> [THE INPUT]:
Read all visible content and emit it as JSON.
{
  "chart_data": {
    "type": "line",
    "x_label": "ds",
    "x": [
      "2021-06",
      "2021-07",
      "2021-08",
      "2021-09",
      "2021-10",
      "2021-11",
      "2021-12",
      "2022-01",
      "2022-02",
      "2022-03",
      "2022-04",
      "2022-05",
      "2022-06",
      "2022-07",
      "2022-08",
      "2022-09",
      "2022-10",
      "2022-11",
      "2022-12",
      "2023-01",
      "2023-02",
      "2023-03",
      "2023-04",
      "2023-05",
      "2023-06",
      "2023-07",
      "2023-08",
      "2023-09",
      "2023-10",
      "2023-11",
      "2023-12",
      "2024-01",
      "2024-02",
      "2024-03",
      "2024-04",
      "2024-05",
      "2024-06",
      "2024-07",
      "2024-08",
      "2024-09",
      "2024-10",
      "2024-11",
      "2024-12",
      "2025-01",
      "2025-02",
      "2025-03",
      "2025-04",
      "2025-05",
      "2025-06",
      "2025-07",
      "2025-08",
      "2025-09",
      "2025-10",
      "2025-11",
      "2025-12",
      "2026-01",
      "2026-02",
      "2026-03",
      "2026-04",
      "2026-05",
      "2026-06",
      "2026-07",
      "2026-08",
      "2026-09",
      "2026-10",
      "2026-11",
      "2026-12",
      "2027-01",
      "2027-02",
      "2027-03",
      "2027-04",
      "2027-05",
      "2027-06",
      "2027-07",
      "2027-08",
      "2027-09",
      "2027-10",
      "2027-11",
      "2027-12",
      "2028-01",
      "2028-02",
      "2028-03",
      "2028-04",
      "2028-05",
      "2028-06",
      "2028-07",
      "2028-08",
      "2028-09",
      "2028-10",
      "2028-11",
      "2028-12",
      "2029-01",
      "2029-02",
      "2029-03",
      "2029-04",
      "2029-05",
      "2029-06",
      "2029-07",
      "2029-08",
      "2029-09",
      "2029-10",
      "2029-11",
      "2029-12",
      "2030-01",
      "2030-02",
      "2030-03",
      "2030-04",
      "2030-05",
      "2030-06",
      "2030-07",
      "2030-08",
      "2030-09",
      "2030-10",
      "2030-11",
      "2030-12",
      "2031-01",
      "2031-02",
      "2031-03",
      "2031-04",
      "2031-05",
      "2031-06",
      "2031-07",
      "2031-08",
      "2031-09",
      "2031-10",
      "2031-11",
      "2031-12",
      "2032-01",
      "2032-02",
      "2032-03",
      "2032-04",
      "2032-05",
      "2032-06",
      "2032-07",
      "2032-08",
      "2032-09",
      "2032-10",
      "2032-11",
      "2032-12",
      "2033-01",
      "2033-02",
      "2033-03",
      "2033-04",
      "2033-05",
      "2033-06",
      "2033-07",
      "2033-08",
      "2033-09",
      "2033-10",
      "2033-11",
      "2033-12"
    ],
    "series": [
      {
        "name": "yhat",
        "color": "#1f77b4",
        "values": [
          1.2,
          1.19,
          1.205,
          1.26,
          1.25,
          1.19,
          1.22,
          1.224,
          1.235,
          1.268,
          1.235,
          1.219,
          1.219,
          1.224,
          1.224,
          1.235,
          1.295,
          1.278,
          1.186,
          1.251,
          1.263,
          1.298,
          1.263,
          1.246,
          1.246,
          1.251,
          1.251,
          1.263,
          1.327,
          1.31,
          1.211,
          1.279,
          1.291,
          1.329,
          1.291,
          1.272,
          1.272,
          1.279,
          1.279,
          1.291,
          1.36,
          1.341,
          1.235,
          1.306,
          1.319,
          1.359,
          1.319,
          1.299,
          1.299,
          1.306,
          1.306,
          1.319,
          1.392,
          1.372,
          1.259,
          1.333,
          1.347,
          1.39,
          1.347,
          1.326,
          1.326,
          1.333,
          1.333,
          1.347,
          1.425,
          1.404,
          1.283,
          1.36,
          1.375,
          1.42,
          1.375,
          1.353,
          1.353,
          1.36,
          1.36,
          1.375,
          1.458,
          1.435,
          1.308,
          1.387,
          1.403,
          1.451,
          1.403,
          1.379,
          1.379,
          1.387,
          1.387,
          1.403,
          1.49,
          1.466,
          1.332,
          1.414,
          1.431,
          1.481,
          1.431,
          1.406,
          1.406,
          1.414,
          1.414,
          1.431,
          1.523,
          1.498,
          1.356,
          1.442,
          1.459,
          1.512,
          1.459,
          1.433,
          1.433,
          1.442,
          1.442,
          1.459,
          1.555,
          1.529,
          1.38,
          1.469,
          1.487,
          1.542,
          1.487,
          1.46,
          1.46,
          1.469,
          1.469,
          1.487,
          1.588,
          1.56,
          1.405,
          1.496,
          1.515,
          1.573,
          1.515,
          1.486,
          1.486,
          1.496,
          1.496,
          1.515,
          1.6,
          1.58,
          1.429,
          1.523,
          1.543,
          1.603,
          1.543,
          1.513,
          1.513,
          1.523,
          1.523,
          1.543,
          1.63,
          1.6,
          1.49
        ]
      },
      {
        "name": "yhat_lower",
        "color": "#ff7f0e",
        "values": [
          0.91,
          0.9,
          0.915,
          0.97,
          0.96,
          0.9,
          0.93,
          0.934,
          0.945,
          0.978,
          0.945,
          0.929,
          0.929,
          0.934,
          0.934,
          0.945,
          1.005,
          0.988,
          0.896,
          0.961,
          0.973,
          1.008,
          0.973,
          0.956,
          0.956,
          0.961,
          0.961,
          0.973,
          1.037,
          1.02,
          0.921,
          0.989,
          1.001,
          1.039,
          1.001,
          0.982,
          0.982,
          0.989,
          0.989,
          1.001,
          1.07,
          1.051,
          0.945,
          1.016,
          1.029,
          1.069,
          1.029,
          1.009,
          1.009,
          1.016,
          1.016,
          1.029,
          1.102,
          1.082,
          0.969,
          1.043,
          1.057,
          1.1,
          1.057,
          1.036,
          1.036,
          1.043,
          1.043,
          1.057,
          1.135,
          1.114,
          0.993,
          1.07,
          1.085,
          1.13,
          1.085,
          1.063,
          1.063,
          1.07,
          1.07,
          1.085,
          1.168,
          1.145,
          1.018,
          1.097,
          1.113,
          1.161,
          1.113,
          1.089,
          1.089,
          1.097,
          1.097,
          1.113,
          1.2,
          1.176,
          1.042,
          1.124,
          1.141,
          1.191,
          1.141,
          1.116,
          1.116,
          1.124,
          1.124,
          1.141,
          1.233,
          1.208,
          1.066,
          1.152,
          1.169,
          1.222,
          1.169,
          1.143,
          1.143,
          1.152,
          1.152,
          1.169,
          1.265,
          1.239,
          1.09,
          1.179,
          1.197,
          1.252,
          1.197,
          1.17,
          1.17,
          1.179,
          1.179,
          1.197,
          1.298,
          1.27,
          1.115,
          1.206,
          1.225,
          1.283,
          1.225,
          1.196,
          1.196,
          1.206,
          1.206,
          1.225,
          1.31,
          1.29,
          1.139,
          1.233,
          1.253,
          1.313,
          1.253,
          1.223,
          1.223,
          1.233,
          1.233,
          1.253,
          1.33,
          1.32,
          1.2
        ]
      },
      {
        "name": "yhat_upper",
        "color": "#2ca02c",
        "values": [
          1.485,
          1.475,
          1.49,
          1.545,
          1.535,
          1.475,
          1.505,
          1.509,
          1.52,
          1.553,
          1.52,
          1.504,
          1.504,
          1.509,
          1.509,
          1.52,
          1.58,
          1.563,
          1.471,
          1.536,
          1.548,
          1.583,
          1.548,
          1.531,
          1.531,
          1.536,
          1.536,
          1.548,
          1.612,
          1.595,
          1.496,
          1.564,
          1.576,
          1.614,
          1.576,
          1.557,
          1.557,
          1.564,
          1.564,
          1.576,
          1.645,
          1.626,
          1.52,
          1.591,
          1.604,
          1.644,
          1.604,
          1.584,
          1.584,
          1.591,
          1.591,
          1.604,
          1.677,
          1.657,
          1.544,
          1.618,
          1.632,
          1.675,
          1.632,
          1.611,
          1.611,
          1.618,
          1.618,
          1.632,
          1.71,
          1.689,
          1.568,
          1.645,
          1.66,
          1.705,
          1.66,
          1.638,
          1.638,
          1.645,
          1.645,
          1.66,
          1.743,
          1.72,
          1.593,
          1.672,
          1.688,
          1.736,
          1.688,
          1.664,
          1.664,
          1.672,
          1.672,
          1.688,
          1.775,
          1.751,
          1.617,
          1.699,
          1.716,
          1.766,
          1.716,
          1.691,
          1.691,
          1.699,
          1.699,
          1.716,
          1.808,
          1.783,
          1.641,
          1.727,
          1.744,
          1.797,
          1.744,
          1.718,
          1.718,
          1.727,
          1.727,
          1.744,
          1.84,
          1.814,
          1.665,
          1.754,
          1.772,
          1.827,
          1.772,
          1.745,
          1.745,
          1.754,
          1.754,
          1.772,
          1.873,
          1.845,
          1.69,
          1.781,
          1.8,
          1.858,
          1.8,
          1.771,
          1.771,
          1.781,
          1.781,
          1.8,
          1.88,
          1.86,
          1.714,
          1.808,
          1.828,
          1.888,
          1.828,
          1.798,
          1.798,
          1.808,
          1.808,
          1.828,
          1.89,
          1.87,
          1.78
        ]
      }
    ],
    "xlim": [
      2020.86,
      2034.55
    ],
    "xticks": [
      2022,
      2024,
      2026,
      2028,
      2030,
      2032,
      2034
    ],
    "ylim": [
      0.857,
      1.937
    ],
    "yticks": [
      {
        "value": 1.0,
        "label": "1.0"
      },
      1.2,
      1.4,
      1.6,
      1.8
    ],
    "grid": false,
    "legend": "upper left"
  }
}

> [EXERCISE GOAL]:
Filter the listing above for the string "name" and copy every matching line.

> [FULL SOLUTION]:
        "name": "yhat",
        "name": "yhat_lower",
        "name": "yhat_upper",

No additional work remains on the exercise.